Task directions -
Edit the rows from the start through the line containing "accent-bar bbox=[15, 0, 27, 170]", inclusive, replacing "english-label" with "en-label" and leaving everything else unchanged.
** Begin Source material **
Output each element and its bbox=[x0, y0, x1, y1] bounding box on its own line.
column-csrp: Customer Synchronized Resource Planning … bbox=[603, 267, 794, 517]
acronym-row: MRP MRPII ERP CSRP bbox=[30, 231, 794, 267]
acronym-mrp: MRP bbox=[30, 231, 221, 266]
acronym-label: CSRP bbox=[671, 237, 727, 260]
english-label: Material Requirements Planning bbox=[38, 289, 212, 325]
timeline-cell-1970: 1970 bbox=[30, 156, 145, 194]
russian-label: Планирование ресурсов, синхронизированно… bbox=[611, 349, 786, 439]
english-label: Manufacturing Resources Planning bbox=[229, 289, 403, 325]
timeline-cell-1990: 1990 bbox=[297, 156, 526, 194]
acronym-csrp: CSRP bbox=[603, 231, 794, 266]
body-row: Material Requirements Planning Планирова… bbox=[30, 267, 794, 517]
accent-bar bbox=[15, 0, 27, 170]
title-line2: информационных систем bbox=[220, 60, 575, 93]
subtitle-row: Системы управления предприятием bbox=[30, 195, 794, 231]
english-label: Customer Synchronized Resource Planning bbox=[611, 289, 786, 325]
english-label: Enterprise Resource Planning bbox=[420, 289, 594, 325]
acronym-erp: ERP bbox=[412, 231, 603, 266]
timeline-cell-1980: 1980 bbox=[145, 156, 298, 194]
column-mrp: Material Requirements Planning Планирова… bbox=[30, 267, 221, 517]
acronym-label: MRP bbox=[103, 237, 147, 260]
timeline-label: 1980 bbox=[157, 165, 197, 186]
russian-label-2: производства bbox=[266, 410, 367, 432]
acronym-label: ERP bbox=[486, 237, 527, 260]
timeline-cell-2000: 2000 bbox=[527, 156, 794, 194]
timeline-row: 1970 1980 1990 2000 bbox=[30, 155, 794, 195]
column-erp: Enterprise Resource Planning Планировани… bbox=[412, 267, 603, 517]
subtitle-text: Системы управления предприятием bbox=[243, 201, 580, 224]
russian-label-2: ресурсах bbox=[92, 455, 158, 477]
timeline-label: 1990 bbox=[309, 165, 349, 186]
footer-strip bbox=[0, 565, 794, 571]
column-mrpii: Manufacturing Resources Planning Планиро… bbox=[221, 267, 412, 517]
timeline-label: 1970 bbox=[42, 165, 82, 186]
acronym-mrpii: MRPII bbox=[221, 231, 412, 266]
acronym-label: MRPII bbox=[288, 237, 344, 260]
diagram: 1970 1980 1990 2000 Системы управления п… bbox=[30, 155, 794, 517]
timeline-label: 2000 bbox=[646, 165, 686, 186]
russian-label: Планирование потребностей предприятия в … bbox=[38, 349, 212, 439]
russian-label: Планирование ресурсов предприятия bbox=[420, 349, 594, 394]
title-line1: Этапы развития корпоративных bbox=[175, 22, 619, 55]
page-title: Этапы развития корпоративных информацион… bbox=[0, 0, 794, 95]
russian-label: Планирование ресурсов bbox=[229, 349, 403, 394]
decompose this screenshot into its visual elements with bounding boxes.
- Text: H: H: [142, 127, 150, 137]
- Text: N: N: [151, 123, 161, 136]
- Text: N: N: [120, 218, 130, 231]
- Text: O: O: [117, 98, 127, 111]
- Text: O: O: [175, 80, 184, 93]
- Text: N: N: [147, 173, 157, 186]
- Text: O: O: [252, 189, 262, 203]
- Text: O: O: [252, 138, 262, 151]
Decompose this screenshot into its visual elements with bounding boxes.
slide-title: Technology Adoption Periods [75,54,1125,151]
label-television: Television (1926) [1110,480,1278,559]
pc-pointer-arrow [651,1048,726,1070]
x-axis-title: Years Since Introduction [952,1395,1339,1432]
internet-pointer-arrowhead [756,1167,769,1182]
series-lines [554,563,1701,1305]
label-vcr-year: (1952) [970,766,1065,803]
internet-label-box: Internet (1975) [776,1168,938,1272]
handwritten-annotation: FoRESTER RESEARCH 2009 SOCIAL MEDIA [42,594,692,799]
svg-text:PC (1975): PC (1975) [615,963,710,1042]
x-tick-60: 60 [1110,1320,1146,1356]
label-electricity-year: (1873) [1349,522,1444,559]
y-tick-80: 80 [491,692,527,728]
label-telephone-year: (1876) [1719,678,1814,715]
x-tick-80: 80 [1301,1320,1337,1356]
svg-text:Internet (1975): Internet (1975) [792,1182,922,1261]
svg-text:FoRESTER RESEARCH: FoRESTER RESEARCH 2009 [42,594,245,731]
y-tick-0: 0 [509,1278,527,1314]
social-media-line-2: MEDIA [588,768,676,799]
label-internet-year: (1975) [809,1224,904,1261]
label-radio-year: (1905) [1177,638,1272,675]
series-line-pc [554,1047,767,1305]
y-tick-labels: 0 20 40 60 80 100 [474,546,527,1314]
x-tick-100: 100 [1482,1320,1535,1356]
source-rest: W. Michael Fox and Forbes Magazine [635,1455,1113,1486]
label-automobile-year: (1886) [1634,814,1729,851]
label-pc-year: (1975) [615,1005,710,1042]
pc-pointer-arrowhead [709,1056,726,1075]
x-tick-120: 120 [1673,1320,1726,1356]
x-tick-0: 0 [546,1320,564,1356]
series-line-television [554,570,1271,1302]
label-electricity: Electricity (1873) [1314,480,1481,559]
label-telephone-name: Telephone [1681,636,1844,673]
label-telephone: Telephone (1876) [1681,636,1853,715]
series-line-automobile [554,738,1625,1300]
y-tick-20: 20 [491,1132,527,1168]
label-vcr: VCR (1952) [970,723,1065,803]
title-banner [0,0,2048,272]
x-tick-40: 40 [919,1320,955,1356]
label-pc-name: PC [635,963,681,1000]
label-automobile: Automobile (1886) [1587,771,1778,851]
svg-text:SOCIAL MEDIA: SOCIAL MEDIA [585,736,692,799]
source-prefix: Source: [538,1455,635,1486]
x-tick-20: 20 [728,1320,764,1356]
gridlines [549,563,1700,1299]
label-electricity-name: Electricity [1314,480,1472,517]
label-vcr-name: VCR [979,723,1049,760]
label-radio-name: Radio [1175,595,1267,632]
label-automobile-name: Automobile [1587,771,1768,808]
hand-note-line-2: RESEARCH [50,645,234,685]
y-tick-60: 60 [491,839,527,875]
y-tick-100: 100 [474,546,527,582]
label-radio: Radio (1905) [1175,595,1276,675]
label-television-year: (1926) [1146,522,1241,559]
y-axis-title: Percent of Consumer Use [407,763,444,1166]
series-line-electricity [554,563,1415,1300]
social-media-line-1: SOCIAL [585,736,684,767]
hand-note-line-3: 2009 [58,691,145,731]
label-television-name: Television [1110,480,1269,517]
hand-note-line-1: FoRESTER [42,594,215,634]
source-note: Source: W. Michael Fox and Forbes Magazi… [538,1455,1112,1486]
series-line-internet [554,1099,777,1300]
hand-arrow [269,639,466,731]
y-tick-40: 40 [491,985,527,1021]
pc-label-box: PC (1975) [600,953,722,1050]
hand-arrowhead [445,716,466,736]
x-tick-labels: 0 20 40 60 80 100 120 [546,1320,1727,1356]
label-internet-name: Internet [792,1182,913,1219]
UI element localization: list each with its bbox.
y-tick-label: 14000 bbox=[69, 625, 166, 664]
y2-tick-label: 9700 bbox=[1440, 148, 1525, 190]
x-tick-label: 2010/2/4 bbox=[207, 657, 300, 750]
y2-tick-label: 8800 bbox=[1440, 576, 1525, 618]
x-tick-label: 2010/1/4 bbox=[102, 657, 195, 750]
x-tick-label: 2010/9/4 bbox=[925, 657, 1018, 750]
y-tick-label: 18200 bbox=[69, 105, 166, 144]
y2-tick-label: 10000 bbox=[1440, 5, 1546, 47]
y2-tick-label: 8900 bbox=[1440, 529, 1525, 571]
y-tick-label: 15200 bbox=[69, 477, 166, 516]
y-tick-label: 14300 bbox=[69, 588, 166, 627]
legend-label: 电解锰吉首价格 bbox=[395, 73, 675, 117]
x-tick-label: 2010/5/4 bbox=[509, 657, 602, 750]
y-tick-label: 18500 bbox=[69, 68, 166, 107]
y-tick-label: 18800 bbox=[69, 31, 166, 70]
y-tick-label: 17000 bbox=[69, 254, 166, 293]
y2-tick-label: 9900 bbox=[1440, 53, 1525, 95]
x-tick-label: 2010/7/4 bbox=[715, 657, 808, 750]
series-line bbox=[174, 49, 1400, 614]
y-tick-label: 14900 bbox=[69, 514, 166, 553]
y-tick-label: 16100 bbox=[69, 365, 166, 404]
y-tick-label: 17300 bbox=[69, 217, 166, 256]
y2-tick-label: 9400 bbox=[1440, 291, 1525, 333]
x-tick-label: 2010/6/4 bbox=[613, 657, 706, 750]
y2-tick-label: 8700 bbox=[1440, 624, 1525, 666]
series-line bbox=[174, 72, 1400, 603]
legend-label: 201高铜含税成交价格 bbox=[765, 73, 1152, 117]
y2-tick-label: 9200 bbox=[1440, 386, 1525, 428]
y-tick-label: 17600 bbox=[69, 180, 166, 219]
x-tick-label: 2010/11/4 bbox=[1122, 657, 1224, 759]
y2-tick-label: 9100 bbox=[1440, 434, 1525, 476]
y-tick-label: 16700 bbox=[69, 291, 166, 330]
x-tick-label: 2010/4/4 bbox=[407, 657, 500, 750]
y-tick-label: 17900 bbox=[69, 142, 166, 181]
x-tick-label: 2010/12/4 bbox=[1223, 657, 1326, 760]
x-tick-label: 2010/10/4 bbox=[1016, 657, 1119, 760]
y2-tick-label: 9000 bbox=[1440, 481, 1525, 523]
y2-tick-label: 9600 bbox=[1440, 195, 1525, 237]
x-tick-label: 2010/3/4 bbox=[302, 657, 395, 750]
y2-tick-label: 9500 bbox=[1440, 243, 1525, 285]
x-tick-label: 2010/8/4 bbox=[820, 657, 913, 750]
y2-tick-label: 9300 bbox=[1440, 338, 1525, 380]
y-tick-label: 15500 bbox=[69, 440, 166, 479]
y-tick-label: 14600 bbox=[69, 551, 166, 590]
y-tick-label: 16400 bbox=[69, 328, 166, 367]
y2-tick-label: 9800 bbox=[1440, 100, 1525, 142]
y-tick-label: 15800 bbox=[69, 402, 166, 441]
** End Source material **
Response to this task -
Output each element and its bbox=[x0, y0, x1, y1] bounding box on its own line.
column-csrp: Customer Synchronized Resource Planning … bbox=[603, 267, 794, 517]
acronym-row: MRP MRPII ERP CSRP bbox=[30, 231, 794, 267]
acronym-mrp: MRP bbox=[30, 231, 221, 266]
acronym-label: CSRP bbox=[671, 237, 727, 260]
en-label: Material Requirements Planning bbox=[38, 289, 212, 325]
timeline-cell-1970: 1970 bbox=[30, 156, 145, 194]
russian-label: Планирование ресурсов, синхронизированно… bbox=[611, 349, 786, 439]
en-label: Manufacturing Resources Planning bbox=[229, 289, 403, 325]
timeline-cell-1990: 1990 bbox=[297, 156, 526, 194]
acronym-csrp: CSRP bbox=[603, 231, 794, 266]
body-row: Material Requirements Planning Планирова… bbox=[30, 267, 794, 517]
accent-bar bbox=[15, 0, 27, 170]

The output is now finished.